(Task to complete): Show each line that has the string "PUPAK" in it.

[start of Data rows]

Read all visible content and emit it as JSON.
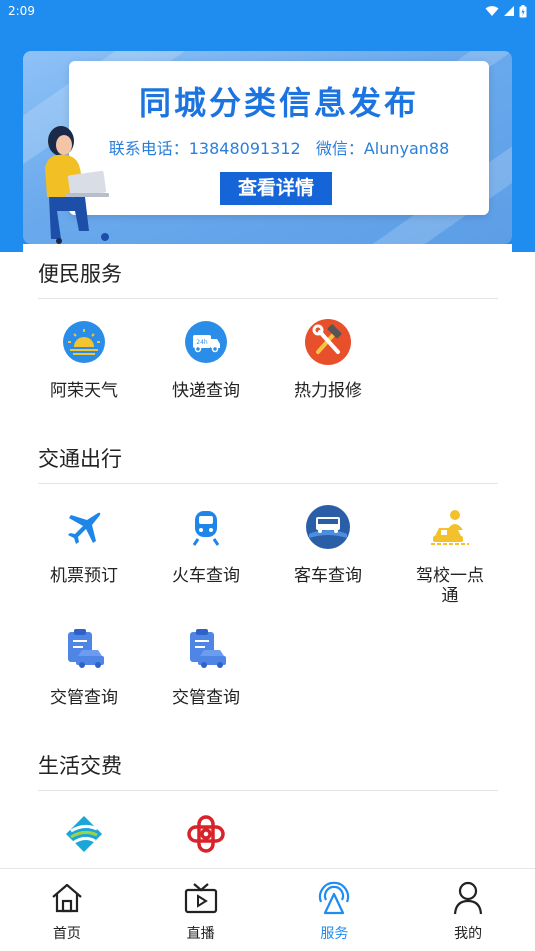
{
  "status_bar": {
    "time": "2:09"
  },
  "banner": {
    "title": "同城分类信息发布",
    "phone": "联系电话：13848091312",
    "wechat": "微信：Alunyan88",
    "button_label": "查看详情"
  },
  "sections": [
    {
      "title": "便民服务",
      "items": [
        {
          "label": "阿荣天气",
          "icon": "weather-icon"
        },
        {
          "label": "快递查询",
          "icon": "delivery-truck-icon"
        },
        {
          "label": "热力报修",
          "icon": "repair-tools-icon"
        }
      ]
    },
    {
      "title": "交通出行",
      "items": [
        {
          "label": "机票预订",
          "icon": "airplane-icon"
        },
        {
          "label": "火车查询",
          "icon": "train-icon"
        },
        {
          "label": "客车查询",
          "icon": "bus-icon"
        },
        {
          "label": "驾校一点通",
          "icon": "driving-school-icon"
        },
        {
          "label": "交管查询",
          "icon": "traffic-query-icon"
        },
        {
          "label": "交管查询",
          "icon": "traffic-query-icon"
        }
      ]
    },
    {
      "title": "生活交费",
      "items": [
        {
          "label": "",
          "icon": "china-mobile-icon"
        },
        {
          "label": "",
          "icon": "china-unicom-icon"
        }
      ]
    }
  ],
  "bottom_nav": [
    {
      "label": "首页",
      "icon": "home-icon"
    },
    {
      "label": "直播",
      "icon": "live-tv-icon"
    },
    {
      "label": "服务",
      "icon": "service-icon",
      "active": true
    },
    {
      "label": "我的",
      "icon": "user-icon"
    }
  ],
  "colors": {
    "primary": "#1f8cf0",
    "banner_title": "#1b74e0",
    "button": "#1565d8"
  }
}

[end of Data rows]
[start of Data rows]

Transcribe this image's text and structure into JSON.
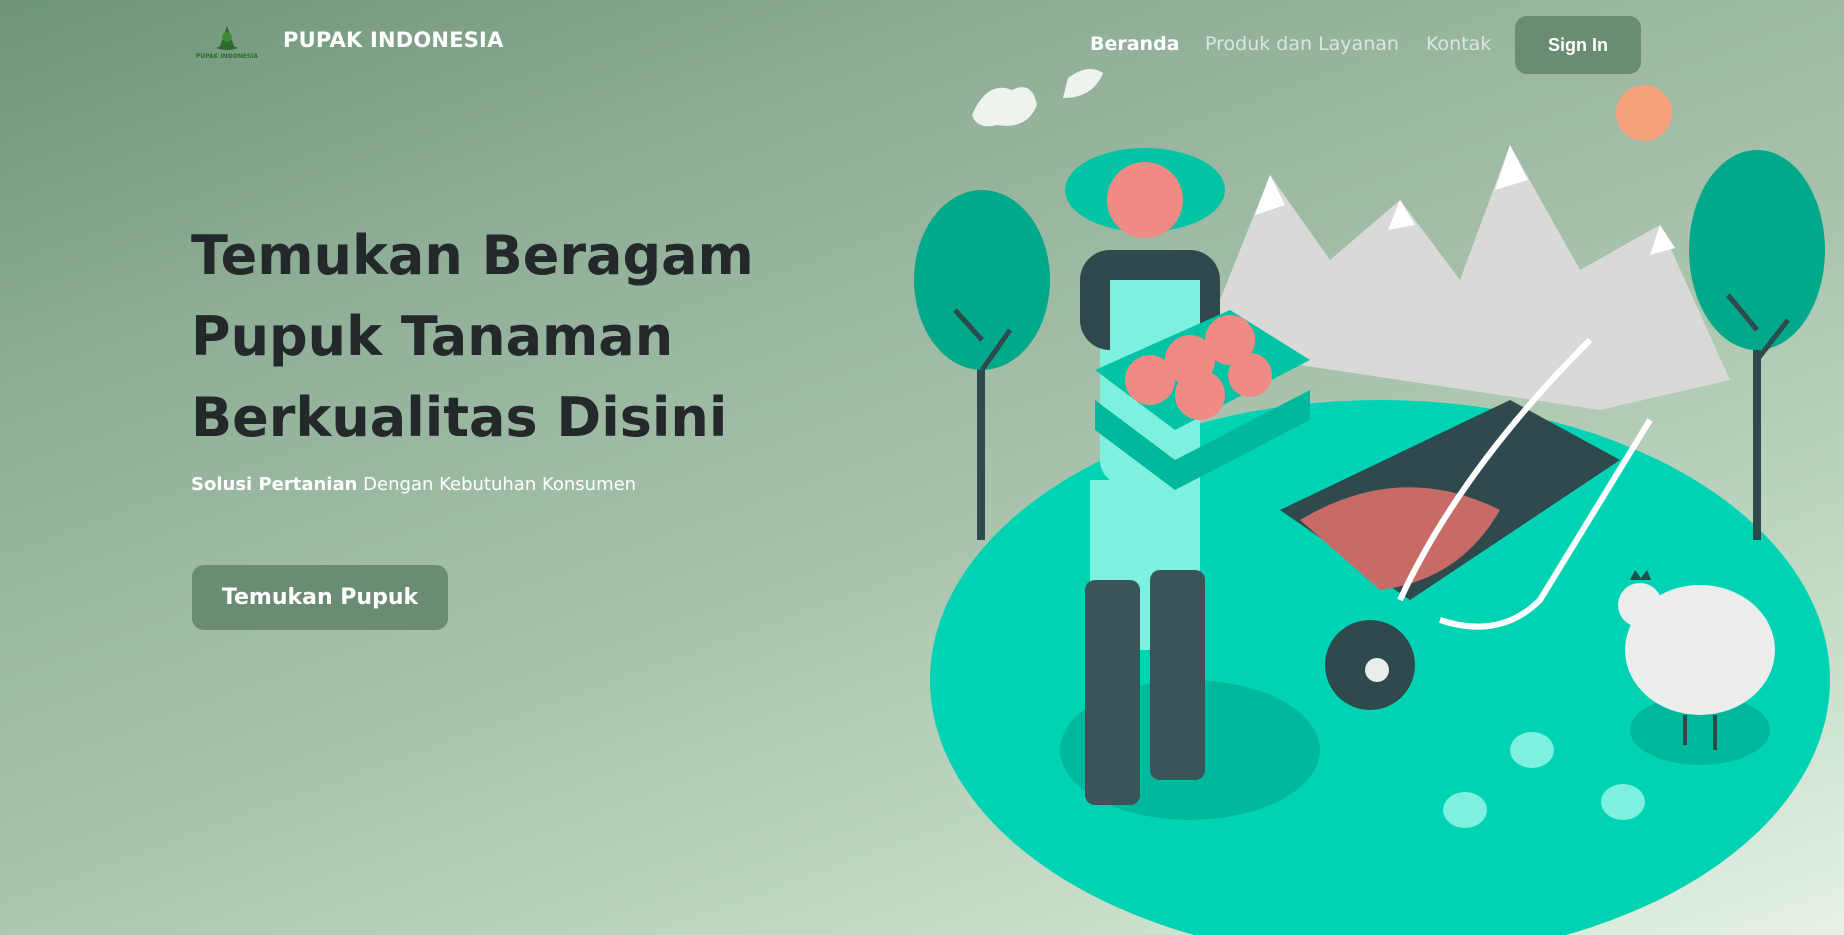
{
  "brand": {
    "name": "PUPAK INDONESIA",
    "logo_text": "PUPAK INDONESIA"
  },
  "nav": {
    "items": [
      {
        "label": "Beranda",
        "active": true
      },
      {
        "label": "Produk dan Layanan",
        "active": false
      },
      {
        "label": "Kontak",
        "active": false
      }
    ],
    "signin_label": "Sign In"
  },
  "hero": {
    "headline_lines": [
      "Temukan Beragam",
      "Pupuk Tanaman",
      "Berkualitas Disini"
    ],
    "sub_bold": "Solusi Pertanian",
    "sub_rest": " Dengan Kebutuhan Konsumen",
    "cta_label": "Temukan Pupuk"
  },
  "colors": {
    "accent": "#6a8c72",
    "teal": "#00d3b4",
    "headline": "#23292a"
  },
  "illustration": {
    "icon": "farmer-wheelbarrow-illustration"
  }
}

[end of Data rows]

(The response):
    "name": "PUPAK INDONESIA",
    "logo_text": "PUPAK INDONESIA"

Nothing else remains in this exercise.